Directive
Output every record word for word.

Given entries
-- Begin --
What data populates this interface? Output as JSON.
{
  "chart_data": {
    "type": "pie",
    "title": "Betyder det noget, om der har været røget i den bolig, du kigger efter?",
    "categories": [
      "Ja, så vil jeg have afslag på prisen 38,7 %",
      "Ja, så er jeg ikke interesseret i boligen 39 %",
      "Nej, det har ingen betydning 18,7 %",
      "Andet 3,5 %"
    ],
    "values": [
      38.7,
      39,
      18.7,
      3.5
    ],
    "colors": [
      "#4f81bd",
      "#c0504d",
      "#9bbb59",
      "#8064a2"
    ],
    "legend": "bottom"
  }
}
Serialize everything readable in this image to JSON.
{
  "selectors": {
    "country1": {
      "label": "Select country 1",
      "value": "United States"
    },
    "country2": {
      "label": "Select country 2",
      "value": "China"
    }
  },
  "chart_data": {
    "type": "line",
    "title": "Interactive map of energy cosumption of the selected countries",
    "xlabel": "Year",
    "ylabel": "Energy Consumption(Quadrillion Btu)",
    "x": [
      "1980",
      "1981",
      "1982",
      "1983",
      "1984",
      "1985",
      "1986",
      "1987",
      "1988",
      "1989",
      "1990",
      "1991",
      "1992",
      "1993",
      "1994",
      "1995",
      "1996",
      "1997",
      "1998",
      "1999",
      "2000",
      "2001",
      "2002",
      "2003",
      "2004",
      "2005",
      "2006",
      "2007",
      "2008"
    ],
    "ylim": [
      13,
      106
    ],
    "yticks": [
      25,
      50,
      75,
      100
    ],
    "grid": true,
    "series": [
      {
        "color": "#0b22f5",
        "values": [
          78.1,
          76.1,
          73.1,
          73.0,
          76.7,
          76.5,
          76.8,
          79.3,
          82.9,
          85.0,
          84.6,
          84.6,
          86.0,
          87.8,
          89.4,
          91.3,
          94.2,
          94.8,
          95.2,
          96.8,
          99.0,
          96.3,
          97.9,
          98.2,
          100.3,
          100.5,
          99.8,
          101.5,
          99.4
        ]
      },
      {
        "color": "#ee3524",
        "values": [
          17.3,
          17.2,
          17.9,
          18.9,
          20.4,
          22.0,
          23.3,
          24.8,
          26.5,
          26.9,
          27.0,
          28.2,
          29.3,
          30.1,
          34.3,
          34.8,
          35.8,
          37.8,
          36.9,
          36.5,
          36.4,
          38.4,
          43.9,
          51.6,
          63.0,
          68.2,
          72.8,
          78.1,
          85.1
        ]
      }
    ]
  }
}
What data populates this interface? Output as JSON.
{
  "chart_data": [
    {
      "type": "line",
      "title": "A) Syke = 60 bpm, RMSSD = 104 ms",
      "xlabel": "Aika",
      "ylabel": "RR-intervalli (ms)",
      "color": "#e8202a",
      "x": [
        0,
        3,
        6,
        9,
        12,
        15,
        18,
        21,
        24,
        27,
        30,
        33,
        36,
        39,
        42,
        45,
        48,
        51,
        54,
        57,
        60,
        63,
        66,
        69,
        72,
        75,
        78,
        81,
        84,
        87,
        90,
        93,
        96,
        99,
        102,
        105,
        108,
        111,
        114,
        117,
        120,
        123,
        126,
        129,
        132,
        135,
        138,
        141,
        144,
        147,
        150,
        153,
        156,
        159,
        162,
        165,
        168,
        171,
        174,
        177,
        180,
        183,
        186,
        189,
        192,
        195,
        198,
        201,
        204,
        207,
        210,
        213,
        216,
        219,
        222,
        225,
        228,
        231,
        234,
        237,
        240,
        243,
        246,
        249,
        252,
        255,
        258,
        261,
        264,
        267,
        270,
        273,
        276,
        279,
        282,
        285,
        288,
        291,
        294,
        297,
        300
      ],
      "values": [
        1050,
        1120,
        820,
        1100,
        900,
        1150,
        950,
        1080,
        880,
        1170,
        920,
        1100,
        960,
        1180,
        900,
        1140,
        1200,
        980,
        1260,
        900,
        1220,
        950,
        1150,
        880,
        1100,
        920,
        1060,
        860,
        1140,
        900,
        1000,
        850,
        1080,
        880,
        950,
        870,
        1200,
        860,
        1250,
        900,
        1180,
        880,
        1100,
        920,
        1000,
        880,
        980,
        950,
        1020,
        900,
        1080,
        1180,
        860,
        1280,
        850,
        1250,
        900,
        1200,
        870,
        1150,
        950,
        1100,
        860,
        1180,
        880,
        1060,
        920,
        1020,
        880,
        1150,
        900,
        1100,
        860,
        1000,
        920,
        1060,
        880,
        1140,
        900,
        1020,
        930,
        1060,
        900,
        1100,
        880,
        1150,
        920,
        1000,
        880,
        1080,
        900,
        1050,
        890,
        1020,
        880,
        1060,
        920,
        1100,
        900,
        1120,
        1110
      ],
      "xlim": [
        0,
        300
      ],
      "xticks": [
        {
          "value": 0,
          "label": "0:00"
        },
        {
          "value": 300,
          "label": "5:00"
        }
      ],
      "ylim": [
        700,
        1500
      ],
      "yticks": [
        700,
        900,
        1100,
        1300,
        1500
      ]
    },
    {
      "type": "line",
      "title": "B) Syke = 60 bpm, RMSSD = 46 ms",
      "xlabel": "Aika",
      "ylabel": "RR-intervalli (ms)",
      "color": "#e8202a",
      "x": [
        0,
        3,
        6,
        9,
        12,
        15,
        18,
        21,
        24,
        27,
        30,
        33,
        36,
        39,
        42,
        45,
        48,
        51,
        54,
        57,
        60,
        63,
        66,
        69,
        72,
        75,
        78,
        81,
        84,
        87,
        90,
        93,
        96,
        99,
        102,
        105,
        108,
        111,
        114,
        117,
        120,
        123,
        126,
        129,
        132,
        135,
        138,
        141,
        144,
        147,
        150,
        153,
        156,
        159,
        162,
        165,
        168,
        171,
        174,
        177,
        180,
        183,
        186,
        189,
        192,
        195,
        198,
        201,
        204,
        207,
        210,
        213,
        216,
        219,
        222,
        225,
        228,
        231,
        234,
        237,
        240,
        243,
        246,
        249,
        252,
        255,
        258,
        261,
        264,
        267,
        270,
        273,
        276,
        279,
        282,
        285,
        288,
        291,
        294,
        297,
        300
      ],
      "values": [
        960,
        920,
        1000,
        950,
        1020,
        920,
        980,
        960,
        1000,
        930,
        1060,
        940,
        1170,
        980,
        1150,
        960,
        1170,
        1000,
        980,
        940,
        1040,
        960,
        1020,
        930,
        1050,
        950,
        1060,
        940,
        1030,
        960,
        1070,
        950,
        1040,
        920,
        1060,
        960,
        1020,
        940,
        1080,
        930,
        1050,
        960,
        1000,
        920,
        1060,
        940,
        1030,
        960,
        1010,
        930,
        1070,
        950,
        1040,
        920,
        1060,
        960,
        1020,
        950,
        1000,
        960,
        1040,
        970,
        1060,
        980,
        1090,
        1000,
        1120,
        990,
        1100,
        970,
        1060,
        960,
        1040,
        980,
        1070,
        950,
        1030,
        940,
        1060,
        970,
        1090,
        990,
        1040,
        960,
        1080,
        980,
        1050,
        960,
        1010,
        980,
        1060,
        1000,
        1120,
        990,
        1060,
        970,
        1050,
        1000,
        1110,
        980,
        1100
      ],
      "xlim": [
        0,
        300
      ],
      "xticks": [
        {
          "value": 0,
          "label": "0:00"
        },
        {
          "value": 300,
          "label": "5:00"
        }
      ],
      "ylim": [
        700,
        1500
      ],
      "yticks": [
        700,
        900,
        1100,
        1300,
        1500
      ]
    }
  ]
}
-- End --
Written solution
What data populates this interface? Output as JSON.
{
  "chart_data": {
    "type": "pie",
    "title": "Betyder det noget, om der har været røget i den bolig, du kigger efter?",
    "categories": [
      "Ja, så vil jeg have afslag på prisen 38,7 %",
      "Ja, så er jeg ikke interesseret i boligen 39 %",
      "Nej, det har ingen betydning 18,7 %",
      "Andet 3,5 %"
    ],
    "values": [
      38.7,
      39,
      18.7,
      3.5
    ],
    "colors": [
      "#4f81bd",
      "#c0504d",
      "#9bbb59",
      "#8064a2"
    ],
    "legend": "bottom"
  }
}
Serialize everything readable in this image to JSON.
{
  "selectors": {
    "country1": {
      "label": "Select country 1",
      "value": "United States"
    },
    "country2": {
      "label": "Select country 2",
      "value": "China"
    }
  },
  "chart_data": {
    "type": "line",
    "title": "Interactive map of energy cosumption of the selected countries",
    "xlabel": "Year",
    "ylabel": "Energy Consumption(Quadrillion Btu)",
    "x": [
      "1980",
      "1981",
      "1982",
      "1983",
      "1984",
      "1985",
      "1986",
      "1987",
      "1988",
      "1989",
      "1990",
      "1991",
      "1992",
      "1993",
      "1994",
      "1995",
      "1996",
      "1997",
      "1998",
      "1999",
      "2000",
      "2001",
      "2002",
      "2003",
      "2004",
      "2005",
      "2006",
      "2007",
      "2008"
    ],
    "ylim": [
      13,
      106
    ],
    "yticks": [
      25,
      50,
      75,
      100
    ],
    "grid": true,
    "series": [
      {
        "color": "#0b22f5",
        "values": [
          78.1,
          76.1,
          73.1,
          73.0,
          76.7,
          76.5,
          76.8,
          79.3,
          82.9,
          85.0,
          84.6,
          84.6,
          86.0,
          87.8,
          89.4,
          91.3,
          94.2,
          94.8,
          95.2,
          96.8,
          99.0,
          96.3,
          97.9,
          98.2,
          100.3,
          100.5,
          99.8,
          101.5,
          99.4
        ]
      },
      {
        "color": "#ee3524",
        "values": [
          17.3,
          17.2,
          17.9,
          18.9,
          20.4,
          22.0,
          23.3,
          24.8,
          26.5,
          26.9,
          27.0,
          28.2,
          29.3,
          30.1,
          34.3,
          34.8,
          35.8,
          37.8,
          36.9,
          36.5,
          36.4,
          38.4,
          43.9,
          51.6,
          63.0,
          68.2,
          72.8,
          78.1,
          85.1
        ]
      }
    ]
  }
}
What data populates this interface? Output as JSON.
{
  "chart_data": [
    {
      "type": "line",
      "title": "A) Syke = 60 bpm, RMSSD = 104 ms",
      "xlabel": "Aika",
      "ylabel": "RR-intervalli (ms)",
      "color": "#e8202a",
      "x": [
        0,
        3,
        6,
        9,
        12,
        15,
        18,
        21,
        24,
        27,
        30,
        33,
        36,
        39,
        42,
        45,
        48,
        51,
        54,
        57,
        60,
        63,
        66,
        69,
        72,
        75,
        78,
        81,
        84,
        87,
        90,
        93,
        96,
        99,
        102,
        105,
        108,
        111,
        114,
        117,
        120,
        123,
        126,
        129,
        132,
        135,
        138,
        141,
        144,
        147,
        150,
        153,
        156,
        159,
        162,
        165,
        168,
        171,
        174,
        177,
        180,
        183,
        186,
        189,
        192,
        195,
        198,
        201,
        204,
        207,
        210,
        213,
        216,
        219,
        222,
        225,
        228,
        231,
        234,
        237,
        240,
        243,
        246,
        249,
        252,
        255,
        258,
        261,
        264,
        267,
        270,
        273,
        276,
        279,
        282,
        285,
        288,
        291,
        294,
        297,
        300
      ],
      "values": [
        1050,
        1120,
        820,
        1100,
        900,
        1150,
        950,
        1080,
        880,
        1170,
        920,
        1100,
        960,
        1180,
        900,
        1140,
        1200,
        980,
        1260,
        900,
        1220,
        950,
        1150,
        880,
        1100,
        920,
        1060,
        860,
        1140,
        900,
        1000,
        850,
        1080,
        880,
        950,
        870,
        1200,
        860,
        1250,
        900,
        1180,
        880,
        1100,
        920,
        1000,
        880,
        980,
        950,
        1020,
        900,
        1080,
        1180,
        860,
        1280,
        850,
        1250,
        900,
        1200,
        870,
        1150,
        950,
        1100,
        860,
        1180,
        880,
        1060,
        920,
        1020,
        880,
        1150,
        900,
        1100,
        860,
        1000,
        920,
        1060,
        880,
        1140,
        900,
        1020,
        930,
        1060,
        900,
        1100,
        880,
        1150,
        920,
        1000,
        880,
        1080,
        900,
        1050,
        890,
        1020,
        880,
        1060,
        920,
        1100,
        900,
        1120,
        1110
      ],
      "xlim": [
        0,
        300
      ],
      "xticks": [
        {
          "value": 0,
          "label": "0:00"
        },
        {
          "value": 300,
          "label": "5:00"
        }
      ],
      "ylim": [
        700,
        1500
      ],
      "yticks": [
        700,
        900,
        1100,
        1300,
        1500
      ]
    },
    {
      "type": "line",
      "title": "B) Syke = 60 bpm, RMSSD = 46 ms",
      "xlabel": "Aika",
      "ylabel": "RR-intervalli (ms)",
      "color": "#e8202a",
      "x": [
        0,
        3,
        6,
        9,
        12,
        15,
        18,
        21,
        24,
        27,
        30,
        33,
        36,
        39,
        42,
        45,
        48,
        51,
        54,
        57,
        60,
        63,
        66,
        69,
        72,
        75,
        78,
        81,
        84,
        87,
        90,
        93,
        96,
        99,
        102,
        105,
        108,
        111,
        114,
        117,
        120,
        123,
        126,
        129,
        132,
        135,
        138,
        141,
        144,
        147,
        150,
        153,
        156,
        159,
        162,
        165,
        168,
        171,
        174,
        177,
        180,
        183,
        186,
        189,
        192,
        195,
        198,
        201,
        204,
        207,
        210,
        213,
        216,
        219,
        222,
        225,
        228,
        231,
        234,
        237,
        240,
        243,
        246,
        249,
        252,
        255,
        258,
        261,
        264,
        267,
        270,
        273,
        276,
        279,
        282,
        285,
        288,
        291,
        294,
        297,
        300
      ],
      "values": [
        960,
        920,
        1000,
        950,
        1020,
        920,
        980,
        960,
        1000,
        930,
        1060,
        940,
        1170,
        980,
        1150,
        960,
        1170,
        1000,
        980,
        940,
        1040,
        960,
        1020,
        930,
        1050,
        950,
        1060,
        940,
        1030,
        960,
        1070,
        950,
        1040,
        920,
        1060,
        960,
        1020,
        940,
        1080,
        930,
        1050,
        960,
        1000,
        920,
        1060,
        940,
        1030,
        960,
        1010,
        930,
        1070,
        950,
        1040,
        920,
        1060,
        960,
        1020,
        950,
        1000,
        960,
        1040,
        970,
        1060,
        980,
        1090,
        1000,
        1120,
        990,
        1100,
        970,
        1060,
        960,
        1040,
        980,
        1070,
        950,
        1030,
        940,
        1060,
        970,
        1090,
        990,
        1040,
        960,
        1080,
        980,
        1050,
        960,
        1010,
        980,
        1060,
        1000,
        1120,
        990,
        1060,
        970,
        1050,
        1000,
        1110,
        980,
        1100
      ],
      "xlim": [
        0,
        300
      ],
      "xticks": [
        {
          "value": 0,
          "label": "0:00"
        },
        {
          "value": 300,
          "label": "5:00"
        }
      ],
      "ylim": [
        700,
        1500
      ],
      "yticks": [
        700,
        900,
        1100,
        1300,
        1500
      ]
    }
  ]
}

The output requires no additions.